# start of Data entries

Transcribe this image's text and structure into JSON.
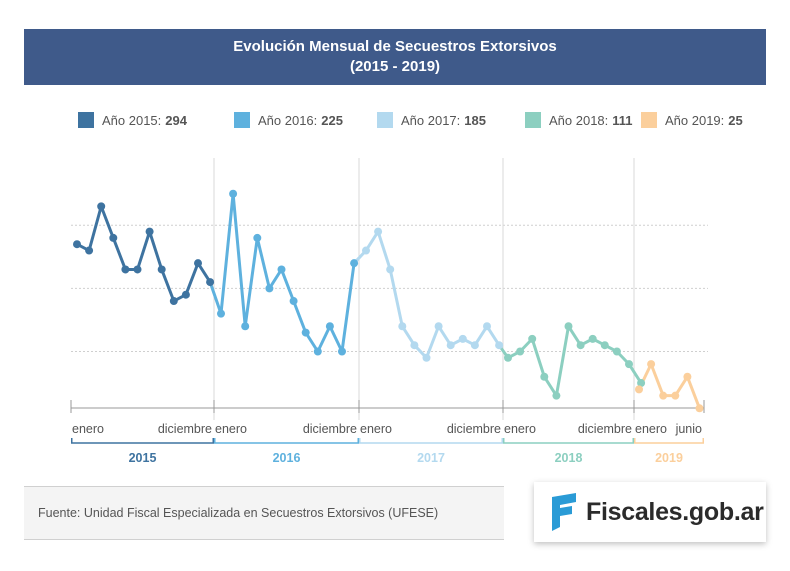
{
  "title": {
    "line1": "Evolución Mensual de Secuestros Extorsivos",
    "line2": "(2015 - 2019)"
  },
  "legend": [
    {
      "label": "Año 2015:",
      "total": "294",
      "color": "#3e73a0"
    },
    {
      "label": "Año 2016:",
      "total": "225",
      "color": "#5eb1de"
    },
    {
      "label": "Año 2017:",
      "total": "185",
      "color": "#b3d9ef"
    },
    {
      "label": "Año 2018:",
      "total": "111",
      "color": "#8ccfc0"
    },
    {
      "label": "Año 2019:",
      "total": "25",
      "color": "#fbcf9c"
    }
  ],
  "source": "Fuente: Unidad Fiscal Especializada en Secuestros Extorsivos (UFESE)",
  "logo": {
    "text": "Fiscales.gob.ar",
    "color": "#2a9bd6"
  },
  "chart_data": {
    "type": "line",
    "title": "Evolución Mensual de Secuestros Extorsivos (2015 - 2019)",
    "xlabel": "",
    "ylabel": "",
    "ylim": [
      0,
      40
    ],
    "grid": true,
    "gridlines_y": [
      10,
      20,
      30
    ],
    "legend_position": "top",
    "series": [
      {
        "name": "Año 2015",
        "total": 294,
        "color": "#3e73a0",
        "start_label": "enero",
        "end_label": "diciembre",
        "year_label": "2015",
        "values": [
          27,
          26,
          33,
          28,
          23,
          23,
          29,
          23,
          18,
          19,
          24,
          21
        ]
      },
      {
        "name": "Año 2016",
        "total": 225,
        "color": "#5eb1de",
        "start_label": "enero",
        "end_label": "diciembre",
        "year_label": "2016",
        "values": [
          16,
          35,
          14,
          28,
          20,
          23,
          18,
          13,
          10,
          14,
          10,
          24
        ]
      },
      {
        "name": "Año 2017",
        "total": 185,
        "color": "#b3d9ef",
        "start_label": "enero",
        "end_label": "diciembre",
        "year_label": "2017",
        "values": [
          26,
          29,
          23,
          14,
          11,
          9,
          14,
          11,
          12,
          11,
          14,
          11
        ]
      },
      {
        "name": "Año 2018",
        "total": 111,
        "color": "#8ccfc0",
        "start_label": "enero",
        "end_label": "diciembre",
        "year_label": "2018",
        "values": [
          9,
          10,
          12,
          6,
          3,
          14,
          11,
          12,
          11,
          10,
          8,
          5
        ]
      },
      {
        "name": "Año 2019",
        "total": 25,
        "color": "#fbcf9c",
        "start_label": "enero",
        "end_label": "junio",
        "year_label": "2019",
        "values": [
          4,
          8,
          3,
          3,
          6,
          1
        ]
      }
    ]
  }
}
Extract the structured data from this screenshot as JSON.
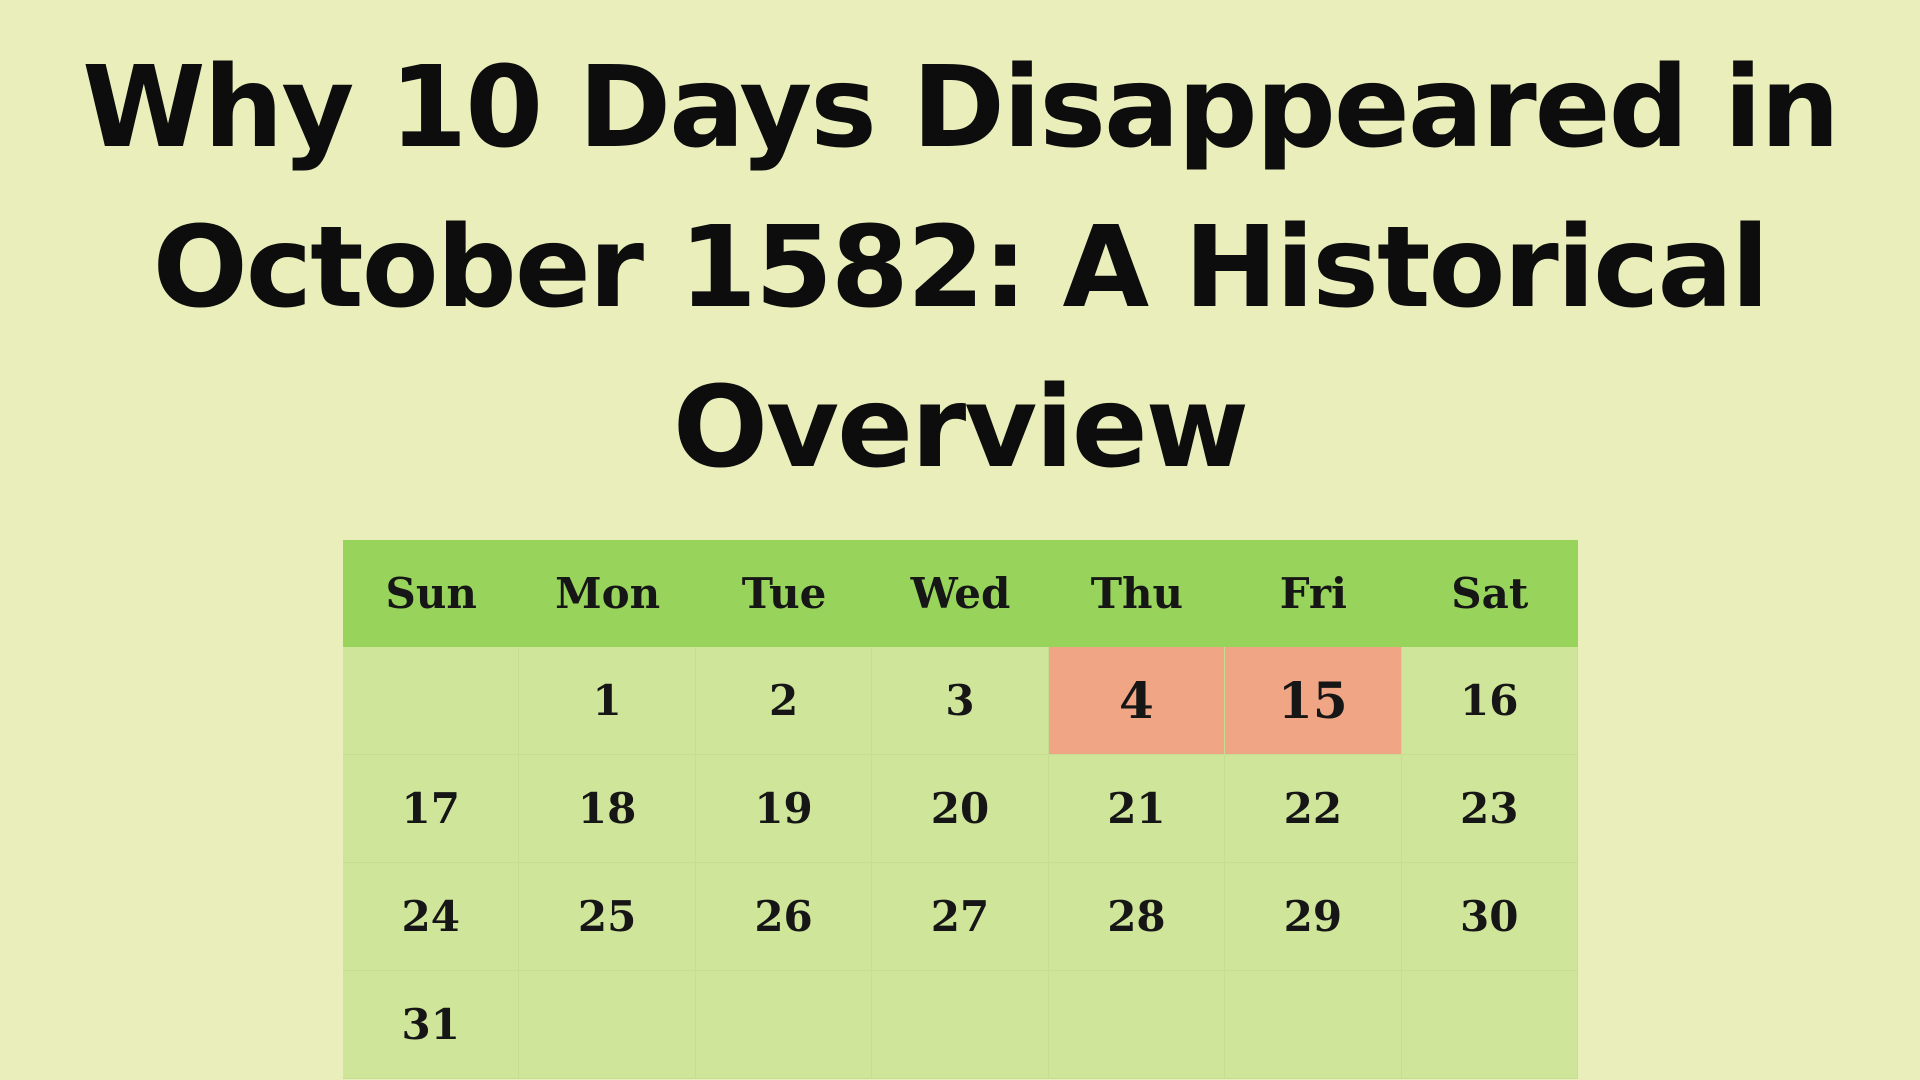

# end of Data entries

Make an exact copy of all the material, but keep the pictures out of it.

Transcribe this image's text and structure into JSON.
{
  "title": {
    "line1": "Evolución Mensual de Secuestros Extorsivos",
    "line2": "(2015 - 2019)"
  },
  "legend": [
    {
      "label": "Año 2015:",
      "total": "294",
      "color": "#3e73a0"
    },
    {
      "label": "Año 2016:",
      "total": "225",
      "color": "#5eb1de"
    },
    {
      "label": "Año 2017:",
      "total": "185",
      "color": "#b3d9ef"
    },
    {
      "label": "Año 2018:",
      "total": "111",
      "color": "#8ccfc0"
    },
    {
      "label": "Año 2019:",
      "total": "25",
      "color": "#fbcf9c"
    }
  ],
  "source": "Fuente: Unidad Fiscal Especializada en Secuestros Extorsivos (UFESE)",
  "logo": {
    "text": "Fiscales.gob.ar",
    "color": "#2a9bd6"
  },
  "chart_data": {
    "type": "line",
    "title": "Evolución Mensual de Secuestros Extorsivos (2015 - 2019)",
    "xlabel": "",
    "ylabel": "",
    "ylim": [
      0,
      40
    ],
    "grid": true,
    "gridlines_y": [
      10,
      20,
      30
    ],
    "legend_position": "top",
    "series": [
      {
        "name": "Año 2015",
        "total": 294,
        "color": "#3e73a0",
        "start_label": "enero",
        "end_label": "diciembre",
        "year_label": "2015",
        "values": [
          27,
          26,
          33,
          28,
          23,
          23,
          29,
          23,
          18,
          19,
          24,
          21
        ]
      },
      {
        "name": "Año 2016",
        "total": 225,
        "color": "#5eb1de",
        "start_label": "enero",
        "end_label": "diciembre",
        "year_label": "2016",
        "values": [
          16,
          35,
          14,
          28,
          20,
          23,
          18,
          13,
          10,
          14,
          10,
          24
        ]
      },
      {
        "name": "Año 2017",
        "total": 185,
        "color": "#b3d9ef",
        "start_label": "enero",
        "end_label": "diciembre",
        "year_label": "2017",
        "values": [
          26,
          29,
          23,
          14,
          11,
          9,
          14,
          11,
          12,
          11,
          14,
          11
        ]
      },
      {
        "name": "Año 2018",
        "total": 111,
        "color": "#8ccfc0",
        "start_label": "enero",
        "end_label": "diciembre",
        "year_label": "2018",
        "values": [
          9,
          10,
          12,
          6,
          3,
          14,
          11,
          12,
          11,
          10,
          8,
          5
        ]
      },
      {
        "name": "Año 2019",
        "total": 25,
        "color": "#fbcf9c",
        "start_label": "enero",
        "end_label": "junio",
        "year_label": "2019",
        "values": [
          4,
          8,
          3,
          3,
          6,
          1
        ]
      }
    ]
  }
}
Extract the structured data from this screenshot as JSON.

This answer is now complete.